**Stated exercise**.
Copy each line of the listing below exactly.

**Dataset records**.
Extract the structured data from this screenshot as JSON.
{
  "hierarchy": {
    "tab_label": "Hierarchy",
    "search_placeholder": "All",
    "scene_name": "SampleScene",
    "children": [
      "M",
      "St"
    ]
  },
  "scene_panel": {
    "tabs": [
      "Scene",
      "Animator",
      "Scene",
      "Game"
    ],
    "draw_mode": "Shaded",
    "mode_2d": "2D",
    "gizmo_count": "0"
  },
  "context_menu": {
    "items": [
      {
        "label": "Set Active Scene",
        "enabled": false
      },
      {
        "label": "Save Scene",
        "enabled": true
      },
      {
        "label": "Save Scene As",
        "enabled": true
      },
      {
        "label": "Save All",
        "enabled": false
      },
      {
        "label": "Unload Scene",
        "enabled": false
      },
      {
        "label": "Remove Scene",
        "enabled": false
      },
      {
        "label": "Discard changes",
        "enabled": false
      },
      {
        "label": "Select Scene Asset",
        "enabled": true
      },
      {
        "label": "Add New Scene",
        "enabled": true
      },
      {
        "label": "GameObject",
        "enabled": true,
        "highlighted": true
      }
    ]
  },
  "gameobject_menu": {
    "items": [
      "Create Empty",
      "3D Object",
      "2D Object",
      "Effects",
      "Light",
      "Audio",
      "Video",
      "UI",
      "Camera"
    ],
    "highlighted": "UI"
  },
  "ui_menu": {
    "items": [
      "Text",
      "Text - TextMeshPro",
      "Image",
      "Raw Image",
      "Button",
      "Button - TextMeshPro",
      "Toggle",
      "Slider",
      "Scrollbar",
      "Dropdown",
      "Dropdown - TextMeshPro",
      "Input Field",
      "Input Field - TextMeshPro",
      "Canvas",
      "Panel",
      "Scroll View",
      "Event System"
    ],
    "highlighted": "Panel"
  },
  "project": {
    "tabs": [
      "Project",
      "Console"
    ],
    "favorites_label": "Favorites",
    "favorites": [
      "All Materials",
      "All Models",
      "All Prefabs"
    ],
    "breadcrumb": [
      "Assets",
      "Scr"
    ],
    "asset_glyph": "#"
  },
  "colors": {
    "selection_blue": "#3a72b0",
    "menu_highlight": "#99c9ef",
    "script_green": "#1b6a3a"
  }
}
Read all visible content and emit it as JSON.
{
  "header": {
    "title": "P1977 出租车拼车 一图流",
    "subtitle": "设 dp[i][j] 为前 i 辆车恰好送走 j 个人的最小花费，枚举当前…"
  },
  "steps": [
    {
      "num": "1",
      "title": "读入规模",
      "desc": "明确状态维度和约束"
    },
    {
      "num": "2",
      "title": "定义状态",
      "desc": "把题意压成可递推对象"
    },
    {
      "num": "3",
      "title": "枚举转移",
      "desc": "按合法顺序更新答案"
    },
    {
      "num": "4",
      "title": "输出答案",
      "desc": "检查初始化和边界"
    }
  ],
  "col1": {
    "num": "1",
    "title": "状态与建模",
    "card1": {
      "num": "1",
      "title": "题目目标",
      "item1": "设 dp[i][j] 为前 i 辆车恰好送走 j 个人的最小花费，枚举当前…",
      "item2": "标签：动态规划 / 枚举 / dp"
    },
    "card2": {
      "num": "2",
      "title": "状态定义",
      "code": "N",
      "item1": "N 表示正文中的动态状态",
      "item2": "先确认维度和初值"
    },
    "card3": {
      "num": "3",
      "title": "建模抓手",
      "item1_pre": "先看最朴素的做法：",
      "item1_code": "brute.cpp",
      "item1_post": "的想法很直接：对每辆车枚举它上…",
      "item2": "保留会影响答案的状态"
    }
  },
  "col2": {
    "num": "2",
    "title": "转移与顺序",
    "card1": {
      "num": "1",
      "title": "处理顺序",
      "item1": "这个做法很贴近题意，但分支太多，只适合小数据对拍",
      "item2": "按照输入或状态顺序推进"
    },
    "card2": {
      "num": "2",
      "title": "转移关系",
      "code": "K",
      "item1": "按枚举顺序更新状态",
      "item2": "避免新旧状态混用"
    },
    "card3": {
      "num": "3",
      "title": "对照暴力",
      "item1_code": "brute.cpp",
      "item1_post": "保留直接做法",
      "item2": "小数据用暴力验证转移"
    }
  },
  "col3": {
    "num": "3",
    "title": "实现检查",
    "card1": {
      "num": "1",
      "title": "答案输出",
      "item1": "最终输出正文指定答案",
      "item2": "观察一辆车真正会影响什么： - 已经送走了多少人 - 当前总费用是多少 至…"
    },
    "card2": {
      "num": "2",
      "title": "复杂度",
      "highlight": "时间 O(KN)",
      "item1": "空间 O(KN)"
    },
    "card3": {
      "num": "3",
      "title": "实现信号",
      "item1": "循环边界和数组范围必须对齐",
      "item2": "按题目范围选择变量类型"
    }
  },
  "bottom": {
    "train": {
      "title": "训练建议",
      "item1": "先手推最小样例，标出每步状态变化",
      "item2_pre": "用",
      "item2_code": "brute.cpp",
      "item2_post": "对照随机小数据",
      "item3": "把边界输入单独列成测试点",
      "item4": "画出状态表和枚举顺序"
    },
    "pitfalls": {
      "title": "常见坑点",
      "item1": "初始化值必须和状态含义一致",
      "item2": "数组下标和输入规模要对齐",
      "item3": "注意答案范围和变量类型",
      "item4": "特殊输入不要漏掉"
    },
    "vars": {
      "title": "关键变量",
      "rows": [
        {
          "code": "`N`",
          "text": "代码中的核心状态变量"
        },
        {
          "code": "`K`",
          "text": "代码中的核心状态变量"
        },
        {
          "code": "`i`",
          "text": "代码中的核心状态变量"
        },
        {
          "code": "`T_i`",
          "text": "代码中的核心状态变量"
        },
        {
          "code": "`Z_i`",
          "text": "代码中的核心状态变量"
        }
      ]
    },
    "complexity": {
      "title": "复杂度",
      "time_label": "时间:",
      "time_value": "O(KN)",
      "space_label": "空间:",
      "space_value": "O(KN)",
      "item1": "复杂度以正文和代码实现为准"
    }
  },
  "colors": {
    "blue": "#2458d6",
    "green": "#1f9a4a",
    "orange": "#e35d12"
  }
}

**Task solution**.
Extract the structured data from this screenshot as JSON.
{
  "hierarchy": {
    "tab_label": "Hierarchy",
    "search_placeholder": "All",
    "scene_name": "SampleScene",
    "children": [
      "M",
      "St"
    ]
  },
  "scene_panel": {
    "tabs": [
      "Scene",
      "Animator",
      "Scene",
      "Game"
    ],
    "draw_mode": "Shaded",
    "mode_2d": "2D",
    "gizmo_count": "0"
  },
  "context_menu": {
    "items": [
      {
        "label": "Set Active Scene",
        "enabled": false
      },
      {
        "label": "Save Scene",
        "enabled": true
      },
      {
        "label": "Save Scene As",
        "enabled": true
      },
      {
        "label": "Save All",
        "enabled": false
      },
      {
        "label": "Unload Scene",
        "enabled": false
      },
      {
        "label": "Remove Scene",
        "enabled": false
      },
      {
        "label": "Discard changes",
        "enabled": false
      },
      {
        "label": "Select Scene Asset",
        "enabled": true
      },
      {
        "label": "Add New Scene",
        "enabled": true
      },
      {
        "label": "GameObject",
        "enabled": true,
        "highlighted": true
      }
    ]
  },
  "gameobject_menu": {
    "items": [
      "Create Empty",
      "3D Object",
      "2D Object",
      "Effects",
      "Light",
      "Audio",
      "Video",
      "UI",
      "Camera"
    ],
    "highlighted": "UI"
  },
  "ui_menu": {
    "items": [
      "Text",
      "Text - TextMeshPro",
      "Image",
      "Raw Image",
      "Button",
      "Button - TextMeshPro",
      "Toggle",
      "Slider",
      "Scrollbar",
      "Dropdown",
      "Dropdown - TextMeshPro",
      "Input Field",
      "Input Field - TextMeshPro",
      "Canvas",
      "Panel",
      "Scroll View",
      "Event System"
    ],
    "highlighted": "Panel"
  },
  "project": {
    "tabs": [
      "Project",
      "Console"
    ],
    "favorites_label": "Favorites",
    "favorites": [
      "All Materials",
      "All Models",
      "All Prefabs"
    ],
    "breadcrumb": [
      "Assets",
      "Scr"
    ],
    "asset_glyph": "#"
  },
  "colors": {
    "selection_blue": "#3a72b0",
    "menu_highlight": "#99c9ef",
    "script_green": "#1b6a3a"
  }
}
Read all visible content and emit it as JSON.
{
  "header": {
    "title": "P1977 出租车拼车 一图流",
    "subtitle": "设 dp[i][j] 为前 i 辆车恰好送走 j 个人的最小花费，枚举当前…"
  },
  "steps": [
    {
      "num": "1",
      "title": "读入规模",
      "desc": "明确状态维度和约束"
    },
    {
      "num": "2",
      "title": "定义状态",
      "desc": "把题意压成可递推对象"
    },
    {
      "num": "3",
      "title": "枚举转移",
      "desc": "按合法顺序更新答案"
    },
    {
      "num": "4",
      "title": "输出答案",
      "desc": "检查初始化和边界"
    }
  ],
  "col1": {
    "num": "1",
    "title": "状态与建模",
    "card1": {
      "num": "1",
      "title": "题目目标",
      "item1": "设 dp[i][j] 为前 i 辆车恰好送走 j 个人的最小花费，枚举当前…",
      "item2": "标签：动态规划 / 枚举 / dp"
    },
    "card2": {
      "num": "2",
      "title": "状态定义",
      "code": "N",
      "item1": "N 表示正文中的动态状态",
      "item2": "先确认维度和初值"
    },
    "card3": {
      "num": "3",
      "title": "建模抓手",
      "item1_pre": "先看最朴素的做法：",
      "item1_code": "brute.cpp",
      "item1_post": "的想法很直接：对每辆车枚举它上…",
      "item2": "保留会影响答案的状态"
    }
  },
  "col2": {
    "num": "2",
    "title": "转移与顺序",
    "card1": {
      "num": "1",
      "title": "处理顺序",
      "item1": "这个做法很贴近题意，但分支太多，只适合小数据对拍",
      "item2": "按照输入或状态顺序推进"
    },
    "card2": {
      "num": "2",
      "title": "转移关系",
      "code": "K",
      "item1": "按枚举顺序更新状态",
      "item2": "避免新旧状态混用"
    },
    "card3": {
      "num": "3",
      "title": "对照暴力",
      "item1_code": "brute.cpp",
      "item1_post": "保留直接做法",
      "item2": "小数据用暴力验证转移"
    }
  },
  "col3": {
    "num": "3",
    "title": "实现检查",
    "card1": {
      "num": "1",
      "title": "答案输出",
      "item1": "最终输出正文指定答案",
      "item2": "观察一辆车真正会影响什么： - 已经送走了多少人 - 当前总费用是多少 至…"
    },
    "card2": {
      "num": "2",
      "title": "复杂度",
      "highlight": "时间 O(KN)",
      "item1": "空间 O(KN)"
    },
    "card3": {
      "num": "3",
      "title": "实现信号",
      "item1": "循环边界和数组范围必须对齐",
      "item2": "按题目范围选择变量类型"
    }
  },
  "bottom": {
    "train": {
      "title": "训练建议",
      "item1": "先手推最小样例，标出每步状态变化",
      "item2_pre": "用",
      "item2_code": "brute.cpp",
      "item2_post": "对照随机小数据",
      "item3": "把边界输入单独列成测试点",
      "item4": "画出状态表和枚举顺序"
    },
    "pitfalls": {
      "title": "常见坑点",
      "item1": "初始化值必须和状态含义一致",
      "item2": "数组下标和输入规模要对齐",
      "item3": "注意答案范围和变量类型",
      "item4": "特殊输入不要漏掉"
    },
    "vars": {
      "title": "关键变量",
      "rows": [
        {
          "code": "`N`",
          "text": "代码中的核心状态变量"
        },
        {
          "code": "`K`",
          "text": "代码中的核心状态变量"
        },
        {
          "code": "`i`",
          "text": "代码中的核心状态变量"
        },
        {
          "code": "`T_i`",
          "text": "代码中的核心状态变量"
        },
        {
          "code": "`Z_i`",
          "text": "代码中的核心状态变量"
        }
      ]
    },
    "complexity": {
      "title": "复杂度",
      "time_label": "时间:",
      "time_value": "O(KN)",
      "space_label": "空间:",
      "space_value": "O(KN)",
      "item1": "复杂度以正文和代码实现为准"
    }
  },
  "colors": {
    "blue": "#2458d6",
    "green": "#1f9a4a",
    "orange": "#e35d12"
  }
}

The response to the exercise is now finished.